Transcribe the whole listing below without changing a word, but leave out every image.
***** Data entries
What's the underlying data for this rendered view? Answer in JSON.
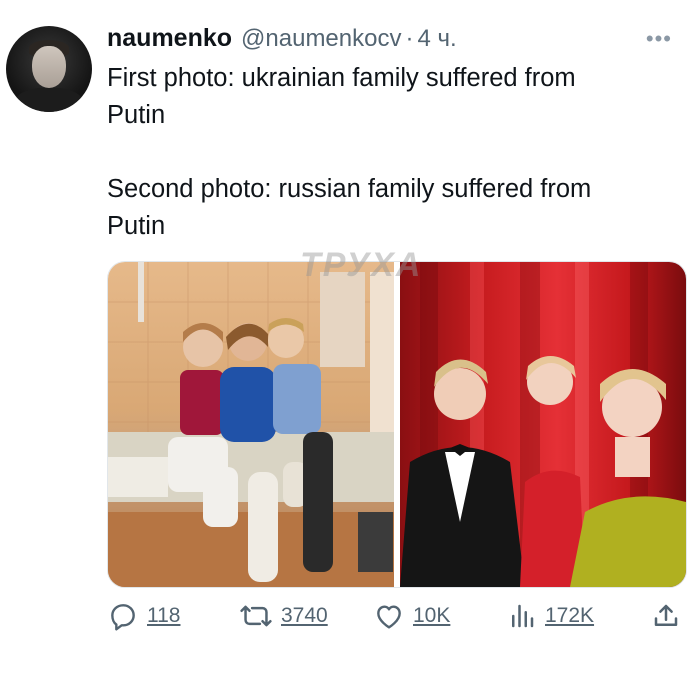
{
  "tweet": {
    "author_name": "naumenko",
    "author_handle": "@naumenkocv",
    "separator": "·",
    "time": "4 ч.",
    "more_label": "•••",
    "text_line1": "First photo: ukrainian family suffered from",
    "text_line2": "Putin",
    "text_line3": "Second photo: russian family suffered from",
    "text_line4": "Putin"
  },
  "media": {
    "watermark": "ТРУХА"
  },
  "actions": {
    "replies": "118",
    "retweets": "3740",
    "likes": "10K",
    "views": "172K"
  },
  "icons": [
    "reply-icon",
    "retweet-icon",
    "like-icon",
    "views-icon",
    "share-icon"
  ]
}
**********
> _Task output_:
What's the underlying data for this rendered view? Answer in JSON.
{
  "tweet": {
    "author_name": "naumenko",
    "author_handle": "@naumenkocv",
    "separator": "·",
    "time": "4 ч.",
    "more_label": "•••",
    "text_line1": "First photo: ukrainian family suffered from",
    "text_line2": "Putin",
    "text_line3": "Second photo: russian family suffered from",
    "text_line4": "Putin"
  },
  "media": {
    "watermark": "ТРУХА"
  },
  "actions": {
    "replies": "118",
    "retweets": "3740",
    "likes": "10K",
    "views": "172K"
  },
  "icons": [
    "reply-icon",
    "retweet-icon",
    "like-icon",
    "views-icon",
    "share-icon"
  ]
}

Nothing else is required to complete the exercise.